RECORD EXTRACTS:
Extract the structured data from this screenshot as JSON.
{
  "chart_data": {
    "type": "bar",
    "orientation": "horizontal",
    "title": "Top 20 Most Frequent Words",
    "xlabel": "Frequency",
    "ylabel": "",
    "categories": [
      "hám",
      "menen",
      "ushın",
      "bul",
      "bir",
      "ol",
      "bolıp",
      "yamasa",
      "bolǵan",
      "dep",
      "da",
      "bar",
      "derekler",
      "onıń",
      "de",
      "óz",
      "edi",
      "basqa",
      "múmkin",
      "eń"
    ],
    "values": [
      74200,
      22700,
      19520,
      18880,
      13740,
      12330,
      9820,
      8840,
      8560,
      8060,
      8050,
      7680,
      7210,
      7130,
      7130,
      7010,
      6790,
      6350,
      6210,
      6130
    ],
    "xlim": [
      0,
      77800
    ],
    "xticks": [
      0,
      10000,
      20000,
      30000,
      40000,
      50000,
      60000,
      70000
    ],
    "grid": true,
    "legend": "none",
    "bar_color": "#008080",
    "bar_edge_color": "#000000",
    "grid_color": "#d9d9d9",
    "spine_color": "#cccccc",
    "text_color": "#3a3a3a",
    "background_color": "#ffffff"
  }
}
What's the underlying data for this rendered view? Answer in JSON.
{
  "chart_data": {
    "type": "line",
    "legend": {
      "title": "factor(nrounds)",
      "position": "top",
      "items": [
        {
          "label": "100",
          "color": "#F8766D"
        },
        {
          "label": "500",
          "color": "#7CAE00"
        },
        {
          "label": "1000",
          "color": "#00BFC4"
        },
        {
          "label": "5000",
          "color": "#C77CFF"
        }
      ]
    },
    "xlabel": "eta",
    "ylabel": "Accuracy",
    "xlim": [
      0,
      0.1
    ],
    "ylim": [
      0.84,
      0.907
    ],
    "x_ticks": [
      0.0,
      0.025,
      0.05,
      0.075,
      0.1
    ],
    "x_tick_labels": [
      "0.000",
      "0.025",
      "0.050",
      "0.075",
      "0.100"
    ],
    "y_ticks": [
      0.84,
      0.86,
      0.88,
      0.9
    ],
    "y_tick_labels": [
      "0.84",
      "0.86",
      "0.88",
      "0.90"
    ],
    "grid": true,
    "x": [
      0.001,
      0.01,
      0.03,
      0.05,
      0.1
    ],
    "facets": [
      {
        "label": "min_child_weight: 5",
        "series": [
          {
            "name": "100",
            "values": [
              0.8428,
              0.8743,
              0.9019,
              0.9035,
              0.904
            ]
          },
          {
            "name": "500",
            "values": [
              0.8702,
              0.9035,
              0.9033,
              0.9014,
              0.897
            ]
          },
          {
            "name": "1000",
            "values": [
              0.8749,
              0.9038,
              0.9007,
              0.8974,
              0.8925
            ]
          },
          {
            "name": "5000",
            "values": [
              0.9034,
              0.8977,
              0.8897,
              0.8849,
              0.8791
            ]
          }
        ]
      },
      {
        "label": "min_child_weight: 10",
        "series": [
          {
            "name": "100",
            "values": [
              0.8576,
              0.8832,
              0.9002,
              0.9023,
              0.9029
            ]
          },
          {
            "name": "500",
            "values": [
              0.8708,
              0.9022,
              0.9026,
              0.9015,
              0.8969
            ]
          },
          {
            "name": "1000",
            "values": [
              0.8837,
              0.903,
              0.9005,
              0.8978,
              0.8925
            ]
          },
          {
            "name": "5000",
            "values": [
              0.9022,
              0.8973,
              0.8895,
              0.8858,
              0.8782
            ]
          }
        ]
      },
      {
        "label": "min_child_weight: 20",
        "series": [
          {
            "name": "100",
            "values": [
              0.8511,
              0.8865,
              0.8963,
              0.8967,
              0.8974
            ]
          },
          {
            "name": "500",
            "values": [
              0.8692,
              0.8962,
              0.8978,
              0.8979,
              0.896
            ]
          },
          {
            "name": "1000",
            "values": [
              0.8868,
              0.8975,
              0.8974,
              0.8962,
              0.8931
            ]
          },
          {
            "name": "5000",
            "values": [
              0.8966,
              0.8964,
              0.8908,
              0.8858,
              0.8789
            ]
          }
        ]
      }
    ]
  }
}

AIM OF THE TASK: Look through the material and say how many lines hold "this". Give the number only.

WORKED SOLUTION: 2